[begin Data extract]
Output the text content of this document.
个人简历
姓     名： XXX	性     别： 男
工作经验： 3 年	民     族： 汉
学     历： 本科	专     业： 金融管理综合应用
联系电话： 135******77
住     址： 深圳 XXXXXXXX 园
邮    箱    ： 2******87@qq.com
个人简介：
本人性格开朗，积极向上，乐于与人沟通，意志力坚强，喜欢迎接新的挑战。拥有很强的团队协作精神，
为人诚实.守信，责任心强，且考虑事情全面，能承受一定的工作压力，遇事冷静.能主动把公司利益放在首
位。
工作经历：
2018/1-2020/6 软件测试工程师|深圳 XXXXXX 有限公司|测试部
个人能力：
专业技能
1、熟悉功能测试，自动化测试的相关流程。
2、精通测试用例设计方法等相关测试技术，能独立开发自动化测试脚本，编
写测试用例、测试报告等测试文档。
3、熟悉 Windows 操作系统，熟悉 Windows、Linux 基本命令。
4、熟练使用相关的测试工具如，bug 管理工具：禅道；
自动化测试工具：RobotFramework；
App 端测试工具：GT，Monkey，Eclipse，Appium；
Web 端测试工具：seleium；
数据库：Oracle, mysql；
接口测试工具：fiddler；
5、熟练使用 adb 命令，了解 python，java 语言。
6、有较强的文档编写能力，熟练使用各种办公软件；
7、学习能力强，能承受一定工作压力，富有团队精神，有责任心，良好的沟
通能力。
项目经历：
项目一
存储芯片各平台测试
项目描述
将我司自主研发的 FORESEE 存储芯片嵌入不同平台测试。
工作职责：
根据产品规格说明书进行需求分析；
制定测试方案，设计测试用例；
[end Data extract]
**Set task:**
Retype the records above exactly.

**Answer to this problem:**
Output the text content of this document.
个人简历
姓     名： XXX	性     别： 男
工作经验： 3 年	民     族： 汉
学     历： 本科	专     业： 金融管理综合应用
联系电话： 135******77
住     址： 深圳 XXXXXXXX 园
邮    箱    ： 2******87@qq.com
个人简介：
本人性格开朗，积极向上，乐于与人沟通，意志力坚强，喜欢迎接新的挑战。拥有很强的团队协作精神，
为人诚实.守信，责任心强，且考虑事情全面，能承受一定的工作压力，遇事冷静.能主动把公司利益放在首
位。
工作经历：
2018/1-2020/6 软件测试工程师|深圳 XXXXXX 有限公司|测试部
个人能力：
专业技能
1、熟悉功能测试，自动化测试的相关流程。
2、精通测试用例设计方法等相关测试技术，能独立开发自动化测试脚本，编
写测试用例、测试报告等测试文档。
3、熟悉 Windows 操作系统，熟悉 Windows、Linux 基本命令。
4、熟练使用相关的测试工具如，bug 管理工具：禅道；
自动化测试工具：RobotFramework；
App 端测试工具：GT，Monkey，Eclipse，Appium；
Web 端测试工具：seleium；
数据库：Oracle, mysql；
接口测试工具：fiddler；
5、熟练使用 adb 命令，了解 python，java 语言。
6、有较强的文档编写能力，熟练使用各种办公软件；
7、学习能力强，能承受一定工作压力，富有团队精神，有责任心，良好的沟
通能力。
项目经历：
项目一
存储芯片各平台测试
项目描述
将我司自主研发的 FORESEE 存储芯片嵌入不同平台测试。
工作职责：
根据产品规格说明书进行需求分析；
制定测试方案，设计测试用例；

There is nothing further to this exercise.